Work to be completed
The records below must be written out exactly, with every picture left behind.

Collected data:
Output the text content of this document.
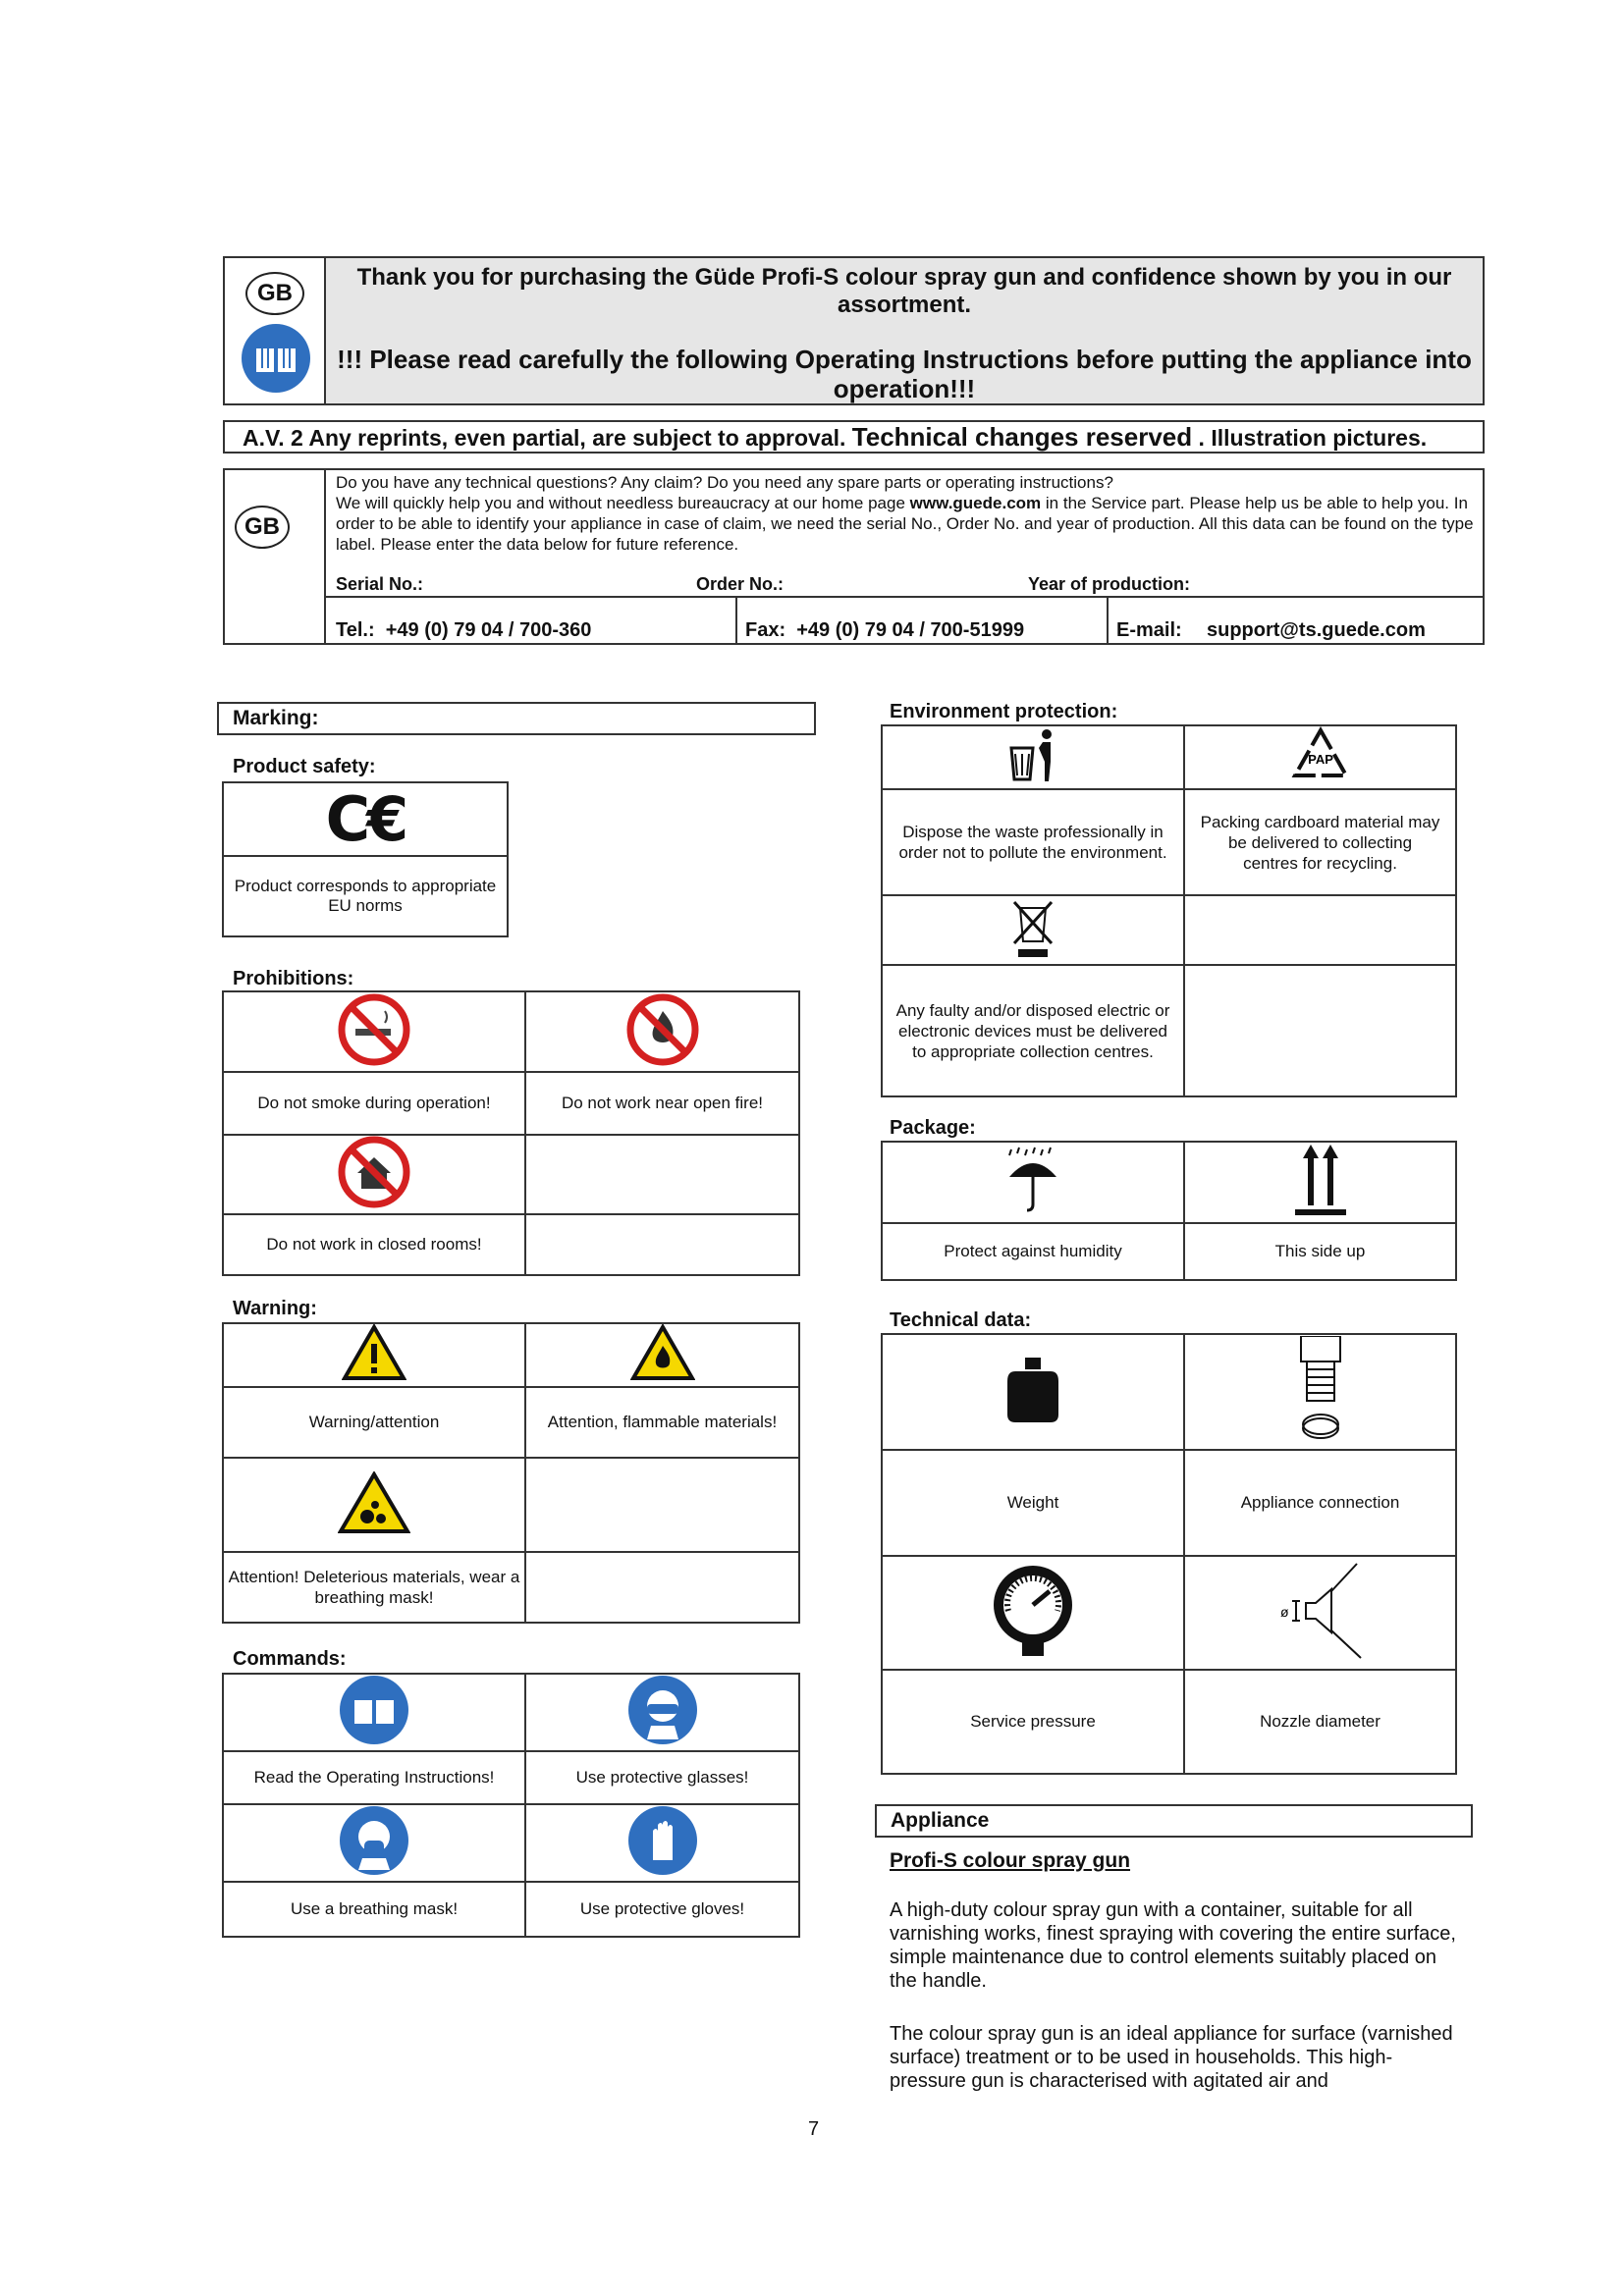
GB
Thank you for purchasing the Güde Profi-S colour spray gun and confidence shown by you in our assortment.
!!! Please read carefully the following Operating Instructions before putting the appliance into operation!!!
A.V. 2 Any reprints, even partial, are subject to approval. Technical changes reserved . Illustration pictures.
GB
Do you have any technical questions? Any claim? Do you need any spare parts or operating instructions?
We will quickly help you and without needless bureaucracy at our home page www.guede.com in the Service part. Please help us be able to help you. In order to be able to identify your appliance in case of claim, we need the serial No., Order No. and year of production. All this data can be found on the type label. Please enter the data below for future reference.
Serial No.:	Order No.:	Year of production:
Tel.:  +49 (0) 79 04 / 700-360	Fax:  +49 (0) 79 04 / 700-51999	E-mail: support@ts.guede.com
Marking:
Product safety:
C€
Product corresponds to appropriate EU norms
Prohibitions:

Do not smoke during operation!	Do not work near open fire!

Do not work in closed rooms!	
Warning:

Warning/attention	Attention, flammable materials!

Attention! Deleterious materials, wear a breathing mask!	
Commands:

Read the Operating Instructions!	Use protective glasses!

Use a breathing mask!	Use protective gloves!
Environment protection:

PAP

Dispose the waste professionally in order not to pollute the environment.	Packing cardboard material may be delivered to collecting centres for recycling.

Any faulty and/or disposed electric or electronic devices must be delivered to appropriate collection centres.	
Package:

Protect against humidity	This side up
Technical data:

Weight	Appliance connection

ø

Service pressure	Nozzle diameter
Appliance
Profi-S colour spray gun
A high-duty colour spray gun with a container, suitable for all varnishing works, finest spraying with covering the entire surface, simple maintenance due to control elements suitably placed on the handle.
The colour spray gun is an ideal appliance for surface (varnished surface) treatment or to be used in households. This high-pressure gun is characterised with agitated air and
7
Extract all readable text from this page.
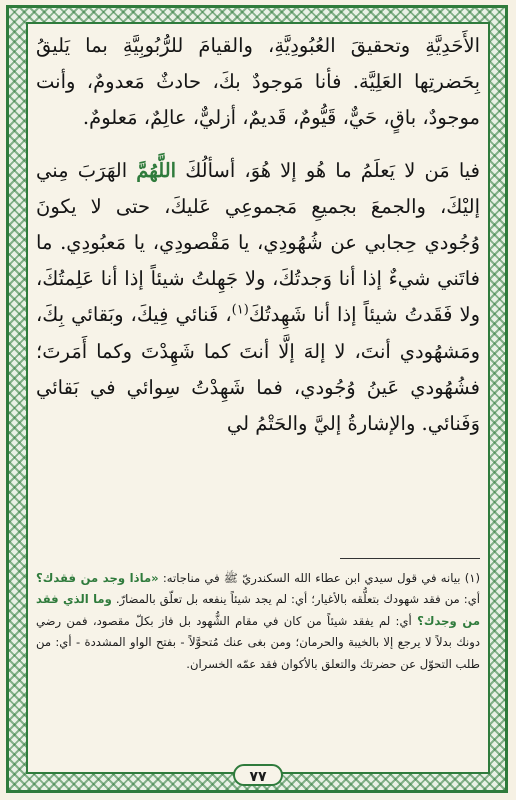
الأَحَدِيَّةِ وتحقيقَ العُبُودِيَّةِ، والقيامَ للرُّبُوبِيَّةِ بما يَليقُ بِحَضرتِها العَلِيَّة. فأنا مَوجودٌ بكَ، حادثٌ مَعدومٌ، وأنت موجودٌ، باقٍ، حَيٌّ، قَيُّومٌ، قَديمٌ، أزليٌّ، عالِمٌ، مَعلومٌ.

فيا مَن لا يَعلَمُ ما هُو إلا هُوَ، أسألُكَ اللَّهُمَّ الهَرَبَ مِني إليْكَ، والجمعَ بجميعِ مَجموعِي عَليكَ، حتى لا يكونَ وُجُودي حِجابي عن شُهُودِي، يا مَقْصودِي، يا مَعبُودِي. ما فاتَني شيءٌ إذا أنا وَجدتُكَ، ولا جَهِلتُ شيئاً إذا أنا عَلِمتُكَ، ولا فَقَدتُ شيئاً إذا أنا شَهِدتُكَ$^{(١)}$، فَنائي فِيكَ، وبَقائي بِكَ، ومَشهُودي أنتَ، لا إلهَ إلَّا أنتَ كما شَهِدْتَ وكما أَمَرتَ؛ فشُهُودي عَينُ وُجُودي، فما شَهِدْتُ سِوائي في بَقائي وَفَنائي. والإشارةُ إليَّ والحَتْمُ لي

(١) بيانه في قول سيدي ابن عطاء الله السكندريّ ﷺ في مناجاته: «ماذا وجد من فقدك؟ أي: من فقد شهودك بتعلُّقه بالأغيار؛ أي: لم يجد شيئاً ينفعه بل تعلّق بالمضارّ. وما الذي فقد من وجدك؟ أي: لم يفقد شيئاً من كان في مقام الشُّهود بل فاز بكلّ مقصود، فمن رضي دونك بدلاً لا يرجع إلا بالخيبة والحرمان؛ ومن بغى عنك مُتحوَّلاً - بفتح الواو المشددة - أي: من طلب التحوّل عن حضرتك والتعلق بالأكوان فقد عمّه الخسران.

٧٧
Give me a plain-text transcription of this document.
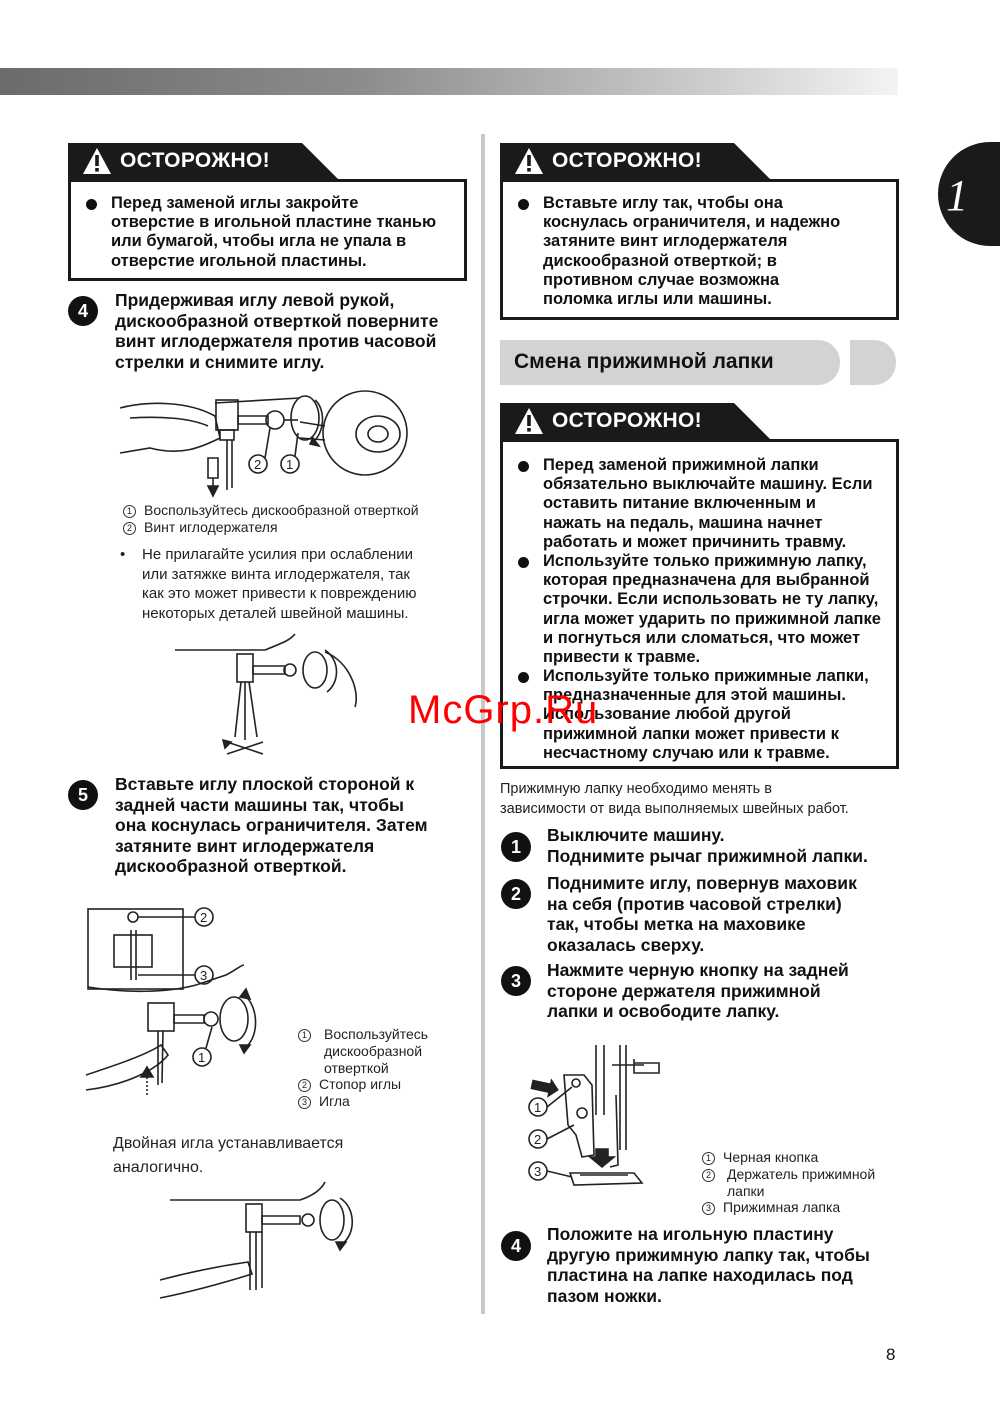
1
ОСТОРОЖНО!
Перед заменой иглы закройте
отверстие в игольной пластине тканью
или бумагой, чтобы игла не упала в
отверстие игольной пластины.
4
Придерживая иглу левой рукой,
дискообразной отверткой поверните
винт иглодержателя против часовой
стрелки и снимите иглу.
2 1
1 Воспользуйтесь дискообразной отверткой
2 Винт иглодержателя
• Не прилагайте усилия при ослаблении
или затяжке винта иглодержателя, так
как это может привести к повреждению
некоторых деталей швейной машины.
5
Вставьте иглу плоской стороной к
задней части машины так, чтобы
она коснулась ограничителя. Затем
затяните винт иглодержателя
дискообразной отверткой.
2
3
1
1	Воспользуйтесь
дискообразной
отверткой
2 Стопор иглы
3 Игла
Двойная игла устанавливается
аналогично.
ОСТОРОЖНО!
Вставьте иглу так, чтобы она
коснулась ограничителя, и надежно
затяните винт иглодержателя
дискообразной отверткой; в
противном случае возможна
поломка иглы или машины.
Смена прижимной лапки
ОСТОРОЖНО!
Перед заменой прижимной лапки
обязательно выключайте машину. Если
оставить питание включенным и
нажать на педаль, машина начнет
работать и может причинить травму.
Используйте только прижимную лапку,
которая предназначена для выбранной
строчки. Если использовать не ту лапку,
игла может ударить по прижимной лапке
и погнуться или сломаться, что может
привести к травме.
Используйте только прижимные лапки,
предназначенные для этой машины.
Использование любой другой
прижимной лапки может привести к
несчастному случаю или к травме.
Прижимную лапку необходимо менять в
зависимости от вида выполняемых швейных работ.
1
Выключите машину.
Поднимите рычаг прижимной лапки.
2
Поднимите иглу, повернув маховик
на себя (против часовой стрелки)
так, чтобы метка на маховике
оказалась сверху.
3
Нажмите черную кнопку на задней
стороне держателя прижимной
лапки и освободите лапку.
1
2
3
1 Черная кнопка
2	Держатель прижимной
лапки
3 Прижимная лапка
4
Положите на игольную пластину
другую прижимную лапку так, чтобы
пластина на лапке находилась под
пазом ножки.
McGrp.Ru
8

The result
Output the text content of this document.
GB
Thank you for purchasing the Güde Profi-S colour spray gun and confidence shown by you in our assortment.
!!! Please read carefully the following Operating Instructions before putting the appliance into operation!!!
A.V. 2 Any reprints, even partial, are subject to approval. Technical changes reserved . Illustration pictures.
GB
Do you have any technical questions? Any claim? Do you need any spare parts or operating instructions?
We will quickly help you and without needless bureaucracy at our home page www.guede.com in the Service part. Please help us be able to help you. In order to be able to identify your appliance in case of claim, we need the serial No., Order No. and year of production. All this data can be found on the type label. Please enter the data below for future reference.
Serial No.:	Order No.:	Year of production:
Tel.:  +49 (0) 79 04 / 700-360	Fax:  +49 (0) 79 04 / 700-51999	E-mail: support@ts.guede.com
Marking:
Product safety:
C€
Product corresponds to appropriate EU norms
Prohibitions:

Do not smoke during operation!	Do not work near open fire!

Do not work in closed rooms!	
Warning:

Warning/attention	Attention, flammable materials!

Attention! Deleterious materials, wear a breathing mask!	
Commands:

Read the Operating Instructions!	Use protective glasses!

Use a breathing mask!	Use protective gloves!
Environment protection:

PAP

Dispose the waste professionally in order not to pollute the environment.	Packing cardboard material may be delivered to collecting centres for recycling.

Any faulty and/or disposed electric or electronic devices must be delivered to appropriate collection centres.	
Package:

Protect against humidity	This side up
Technical data:

Weight	Appliance connection

ø

Service pressure	Nozzle diameter
Appliance
Profi-S colour spray gun
A high-duty colour spray gun with a container, suitable for all varnishing works, finest spraying with covering the entire surface, simple maintenance due to control elements suitably placed on the handle.
The colour spray gun is an ideal appliance for surface (varnished surface) treatment or to be used in households. This high-pressure gun is characterised with agitated air and
7
Extract all readable text from this page.
الأَحَدِيَّةِ وتحقيقَ العُبُودِيَّةِ، والقيامَ للرُّبُوبِيَّةِ بما يَليقُ بِحَضرتِها العَلِيَّة. فأنا مَوجودٌ بكَ، حادثٌ مَعدومٌ، وأنت موجودٌ، باقٍ، حَيٌّ، قَيُّومٌ، قَديمٌ، أزليٌّ، عالِمٌ، مَعلومٌ.

فيا مَن لا يَعلَمُ ما هُو إلا هُوَ، أسألُكَ اللَّهُمَّ الهَرَبَ مِني إليْكَ، والجمعَ بجميعِ مَجموعِي عَليكَ، حتى لا يكونَ وُجُودي حِجابي عن شُهُودِي، يا مَقْصودِي، يا مَعبُودِي. ما فاتَني شيءٌ إذا أنا وَجدتُكَ، ولا جَهِلتُ شيئاً إذا أنا عَلِمتُكَ، ولا فَقَدتُ شيئاً إذا أنا شَهِدتُكَ$^{(١)}$، فَنائي فِيكَ، وبَقائي بِكَ، ومَشهُودي أنتَ، لا إلهَ إلَّا أنتَ كما شَهِدْتَ وكما أَمَرتَ؛ فشُهُودي عَينُ وُجُودي، فما شَهِدْتُ سِوائي في بَقائي وَفَنائي. والإشارةُ إليَّ والحَتْمُ لي

(١) بيانه في قول سيدي ابن عطاء الله السكندريّ ﷺ في مناجاته: «ماذا وجد من فقدك؟ أي: من فقد شهودك بتعلُّقه بالأغيار؛ أي: لم يجد شيئاً ينفعه بل تعلّق بالمضارّ. وما الذي فقد من وجدك؟ أي: لم يفقد شيئاً من كان في مقام الشُّهود بل فاز بكلّ مقصود، فمن رضي دونك بدلاً لا يرجع إلا بالخيبة والحرمان؛ ومن بغى عنك مُتحوَّلاً - بفتح الواو المشددة - أي: من طلب التحوّل عن حضرتك والتعلق بالأكوان فقد عمّه الخسران.

٧٧
Give me a plain-text transcription of this document.
1
ОСТОРОЖНО!
Перед заменой иглы закройте
отверстие в игольной пластине тканью
или бумагой, чтобы игла не упала в
отверстие игольной пластины.
4
Придерживая иглу левой рукой,
дискообразной отверткой поверните
винт иглодержателя против часовой
стрелки и снимите иглу.
2 1
1 Воспользуйтесь дискообразной отверткой
2 Винт иглодержателя
• Не прилагайте усилия при ослаблении
или затяжке винта иглодержателя, так
как это может привести к повреждению
некоторых деталей швейной машины.
5
Вставьте иглу плоской стороной к
задней части машины так, чтобы
она коснулась ограничителя. Затем
затяните винт иглодержателя
дискообразной отверткой.
2
3
1
1	Воспользуйтесь
дискообразной
отверткой
2 Стопор иглы
3 Игла
Двойная игла устанавливается
аналогично.
ОСТОРОЖНО!
Вставьте иглу так, чтобы она
коснулась ограничителя, и надежно
затяните винт иглодержателя
дискообразной отверткой; в
противном случае возможна
поломка иглы или машины.
Смена прижимной лапки
ОСТОРОЖНО!
Перед заменой прижимной лапки
обязательно выключайте машину. Если
оставить питание включенным и
нажать на педаль, машина начнет
работать и может причинить травму.
Используйте только прижимную лапку,
которая предназначена для выбранной
строчки. Если использовать не ту лапку,
игла может ударить по прижимной лапке
и погнуться или сломаться, что может
привести к травме.
Используйте только прижимные лапки,
предназначенные для этой машины.
Использование любой другой
прижимной лапки может привести к
несчастному случаю или к травме.
Прижимную лапку необходимо менять в
зависимости от вида выполняемых швейных работ.
1
Выключите машину.
Поднимите рычаг прижимной лапки.
2
Поднимите иглу, повернув маховик
на себя (против часовой стрелки)
так, чтобы метка на маховике
оказалась сверху.
3
Нажмите черную кнопку на задней
стороне держателя прижимной
лапки и освободите лапку.
1
2
3
1 Черная кнопка
2	Держатель прижимной
лапки
3 Прижимная лапка
4
Положите на игольную пластину
другую прижимную лапку так, чтобы
пластина на лапке находилась под
пазом ножки.
McGrp.Ru
8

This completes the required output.